Filter the records below and copy every line containing the word "주택연금".

● ● ●

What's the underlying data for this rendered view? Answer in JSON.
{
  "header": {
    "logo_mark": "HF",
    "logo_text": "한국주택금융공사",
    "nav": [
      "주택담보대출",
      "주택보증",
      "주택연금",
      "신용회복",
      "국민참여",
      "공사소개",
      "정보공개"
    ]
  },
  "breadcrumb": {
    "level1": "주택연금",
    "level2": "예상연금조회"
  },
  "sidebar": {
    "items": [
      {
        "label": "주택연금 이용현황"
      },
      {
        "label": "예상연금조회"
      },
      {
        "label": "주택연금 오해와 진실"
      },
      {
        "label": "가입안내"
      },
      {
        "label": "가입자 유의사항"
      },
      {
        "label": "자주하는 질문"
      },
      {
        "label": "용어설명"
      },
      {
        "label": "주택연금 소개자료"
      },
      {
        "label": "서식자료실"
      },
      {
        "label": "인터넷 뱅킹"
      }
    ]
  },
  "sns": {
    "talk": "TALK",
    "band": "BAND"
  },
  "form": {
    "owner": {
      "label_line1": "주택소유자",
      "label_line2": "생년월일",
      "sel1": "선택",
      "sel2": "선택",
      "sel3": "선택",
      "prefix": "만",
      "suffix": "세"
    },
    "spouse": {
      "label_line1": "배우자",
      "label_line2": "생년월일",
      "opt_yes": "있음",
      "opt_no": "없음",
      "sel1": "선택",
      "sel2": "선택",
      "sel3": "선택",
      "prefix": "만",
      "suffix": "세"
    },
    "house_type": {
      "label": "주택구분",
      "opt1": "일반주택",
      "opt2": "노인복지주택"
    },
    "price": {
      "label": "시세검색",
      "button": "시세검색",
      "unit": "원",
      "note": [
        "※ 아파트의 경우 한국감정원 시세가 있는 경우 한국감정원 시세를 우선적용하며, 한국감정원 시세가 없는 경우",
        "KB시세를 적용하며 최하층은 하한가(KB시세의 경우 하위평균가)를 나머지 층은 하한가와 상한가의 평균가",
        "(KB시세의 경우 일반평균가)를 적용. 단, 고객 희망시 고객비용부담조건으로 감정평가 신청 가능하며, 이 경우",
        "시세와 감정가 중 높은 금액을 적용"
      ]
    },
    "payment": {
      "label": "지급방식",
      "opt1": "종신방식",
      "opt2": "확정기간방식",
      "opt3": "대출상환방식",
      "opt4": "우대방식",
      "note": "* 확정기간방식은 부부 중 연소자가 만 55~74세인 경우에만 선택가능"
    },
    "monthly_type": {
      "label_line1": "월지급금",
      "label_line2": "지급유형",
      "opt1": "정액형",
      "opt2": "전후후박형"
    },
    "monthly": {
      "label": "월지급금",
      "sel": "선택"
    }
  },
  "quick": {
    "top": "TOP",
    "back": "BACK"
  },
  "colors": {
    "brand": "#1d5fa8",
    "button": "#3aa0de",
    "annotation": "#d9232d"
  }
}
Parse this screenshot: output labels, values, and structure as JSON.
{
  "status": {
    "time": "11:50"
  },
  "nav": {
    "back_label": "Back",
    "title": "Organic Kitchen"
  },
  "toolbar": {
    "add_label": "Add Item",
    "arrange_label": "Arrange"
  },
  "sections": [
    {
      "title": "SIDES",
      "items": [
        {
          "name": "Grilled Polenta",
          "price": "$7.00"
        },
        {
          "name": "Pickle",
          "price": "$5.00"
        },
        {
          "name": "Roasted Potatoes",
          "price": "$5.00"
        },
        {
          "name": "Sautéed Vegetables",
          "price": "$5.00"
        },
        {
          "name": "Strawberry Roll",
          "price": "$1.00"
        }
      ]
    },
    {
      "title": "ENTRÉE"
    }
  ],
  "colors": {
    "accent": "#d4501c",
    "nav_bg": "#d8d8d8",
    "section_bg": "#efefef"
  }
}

● ● ●

_RESPONSE TO THE EXERCISE_
      "주택연금",
    "level1": "주택연금",
        "label": "주택연금 이용현황"
        "label": "주택연금 오해와 진실"
        "label": "주택연금 소개자료"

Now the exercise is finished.